[RECORDS SHOWN]:
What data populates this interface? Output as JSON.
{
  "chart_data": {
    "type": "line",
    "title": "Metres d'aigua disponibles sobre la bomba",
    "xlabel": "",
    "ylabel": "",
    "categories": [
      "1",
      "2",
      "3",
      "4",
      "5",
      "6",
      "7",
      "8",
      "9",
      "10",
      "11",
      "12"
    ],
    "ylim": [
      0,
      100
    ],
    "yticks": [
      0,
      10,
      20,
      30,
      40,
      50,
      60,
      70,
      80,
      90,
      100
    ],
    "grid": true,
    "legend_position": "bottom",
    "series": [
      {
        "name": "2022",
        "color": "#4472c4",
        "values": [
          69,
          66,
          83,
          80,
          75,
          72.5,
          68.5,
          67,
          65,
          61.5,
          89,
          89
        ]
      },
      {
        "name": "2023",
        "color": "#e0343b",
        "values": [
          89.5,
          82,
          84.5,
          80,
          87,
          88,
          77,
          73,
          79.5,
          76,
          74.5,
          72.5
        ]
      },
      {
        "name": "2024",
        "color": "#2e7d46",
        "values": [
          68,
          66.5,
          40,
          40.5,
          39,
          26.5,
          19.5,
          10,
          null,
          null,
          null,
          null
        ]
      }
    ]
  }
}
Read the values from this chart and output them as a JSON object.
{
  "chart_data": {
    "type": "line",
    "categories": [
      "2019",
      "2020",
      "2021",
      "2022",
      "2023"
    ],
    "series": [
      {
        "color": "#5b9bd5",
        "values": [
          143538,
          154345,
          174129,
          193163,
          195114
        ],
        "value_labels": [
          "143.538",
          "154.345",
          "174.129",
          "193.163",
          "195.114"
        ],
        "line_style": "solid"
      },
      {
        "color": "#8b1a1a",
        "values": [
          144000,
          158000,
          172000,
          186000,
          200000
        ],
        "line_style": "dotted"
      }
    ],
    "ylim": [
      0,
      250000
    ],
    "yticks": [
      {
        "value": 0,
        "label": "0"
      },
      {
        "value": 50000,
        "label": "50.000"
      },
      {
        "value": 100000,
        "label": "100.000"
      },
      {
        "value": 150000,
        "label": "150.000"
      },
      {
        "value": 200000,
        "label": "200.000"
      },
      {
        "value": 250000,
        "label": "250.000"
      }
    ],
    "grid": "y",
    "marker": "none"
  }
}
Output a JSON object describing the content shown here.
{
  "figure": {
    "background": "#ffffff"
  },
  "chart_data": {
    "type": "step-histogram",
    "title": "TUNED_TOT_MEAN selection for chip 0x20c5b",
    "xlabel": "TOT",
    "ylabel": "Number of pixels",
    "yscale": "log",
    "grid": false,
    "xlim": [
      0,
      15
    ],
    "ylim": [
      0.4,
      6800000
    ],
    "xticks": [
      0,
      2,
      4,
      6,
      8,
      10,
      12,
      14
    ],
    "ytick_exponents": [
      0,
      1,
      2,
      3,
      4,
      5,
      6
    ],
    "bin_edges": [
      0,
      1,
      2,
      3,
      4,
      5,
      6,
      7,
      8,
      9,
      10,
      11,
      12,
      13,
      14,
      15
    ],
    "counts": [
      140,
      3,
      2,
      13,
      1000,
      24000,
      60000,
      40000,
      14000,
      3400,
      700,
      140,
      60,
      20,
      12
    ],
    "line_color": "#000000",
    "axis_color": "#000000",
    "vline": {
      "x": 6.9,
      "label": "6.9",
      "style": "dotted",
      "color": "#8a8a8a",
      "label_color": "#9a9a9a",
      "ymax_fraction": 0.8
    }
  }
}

[INSTRUCTION]: The records above must be repeated exactly, every one of them.

[RESPONSE FOR THIS EXERCISE]:
What data populates this interface? Output as JSON.
{
  "chart_data": {
    "type": "line",
    "title": "Metres d'aigua disponibles sobre la bomba",
    "xlabel": "",
    "ylabel": "",
    "categories": [
      "1",
      "2",
      "3",
      "4",
      "5",
      "6",
      "7",
      "8",
      "9",
      "10",
      "11",
      "12"
    ],
    "ylim": [
      0,
      100
    ],
    "yticks": [
      0,
      10,
      20,
      30,
      40,
      50,
      60,
      70,
      80,
      90,
      100
    ],
    "grid": true,
    "legend_position": "bottom",
    "series": [
      {
        "name": "2022",
        "color": "#4472c4",
        "values": [
          69,
          66,
          83,
          80,
          75,
          72.5,
          68.5,
          67,
          65,
          61.5,
          89,
          89
        ]
      },
      {
        "name": "2023",
        "color": "#e0343b",
        "values": [
          89.5,
          82,
          84.5,
          80,
          87,
          88,
          77,
          73,
          79.5,
          76,
          74.5,
          72.5
        ]
      },
      {
        "name": "2024",
        "color": "#2e7d46",
        "values": [
          68,
          66.5,
          40,
          40.5,
          39,
          26.5,
          19.5,
          10,
          null,
          null,
          null,
          null
        ]
      }
    ]
  }
}
Read the values from this chart and output them as a JSON object.
{
  "chart_data": {
    "type": "line",
    "categories": [
      "2019",
      "2020",
      "2021",
      "2022",
      "2023"
    ],
    "series": [
      {
        "color": "#5b9bd5",
        "values": [
          143538,
          154345,
          174129,
          193163,
          195114
        ],
        "value_labels": [
          "143.538",
          "154.345",
          "174.129",
          "193.163",
          "195.114"
        ],
        "line_style": "solid"
      },
      {
        "color": "#8b1a1a",
        "values": [
          144000,
          158000,
          172000,
          186000,
          200000
        ],
        "line_style": "dotted"
      }
    ],
    "ylim": [
      0,
      250000
    ],
    "yticks": [
      {
        "value": 0,
        "label": "0"
      },
      {
        "value": 50000,
        "label": "50.000"
      },
      {
        "value": 100000,
        "label": "100.000"
      },
      {
        "value": 150000,
        "label": "150.000"
      },
      {
        "value": 200000,
        "label": "200.000"
      },
      {
        "value": 250000,
        "label": "250.000"
      }
    ],
    "grid": "y",
    "marker": "none"
  }
}
Output a JSON object describing the content shown here.
{
  "figure": {
    "background": "#ffffff"
  },
  "chart_data": {
    "type": "step-histogram",
    "title": "TUNED_TOT_MEAN selection for chip 0x20c5b",
    "xlabel": "TOT",
    "ylabel": "Number of pixels",
    "yscale": "log",
    "grid": false,
    "xlim": [
      0,
      15
    ],
    "ylim": [
      0.4,
      6800000
    ],
    "xticks": [
      0,
      2,
      4,
      6,
      8,
      10,
      12,
      14
    ],
    "ytick_exponents": [
      0,
      1,
      2,
      3,
      4,
      5,
      6
    ],
    "bin_edges": [
      0,
      1,
      2,
      3,
      4,
      5,
      6,
      7,
      8,
      9,
      10,
      11,
      12,
      13,
      14,
      15
    ],
    "counts": [
      140,
      3,
      2,
      13,
      1000,
      24000,
      60000,
      40000,
      14000,
      3400,
      700,
      140,
      60,
      20,
      12
    ],
    "line_color": "#000000",
    "axis_color": "#000000",
    "vline": {
      "x": 6.9,
      "label": "6.9",
      "style": "dotted",
      "color": "#8a8a8a",
      "label_color": "#9a9a9a",
      "ymax_fraction": 0.8
    }
  }
}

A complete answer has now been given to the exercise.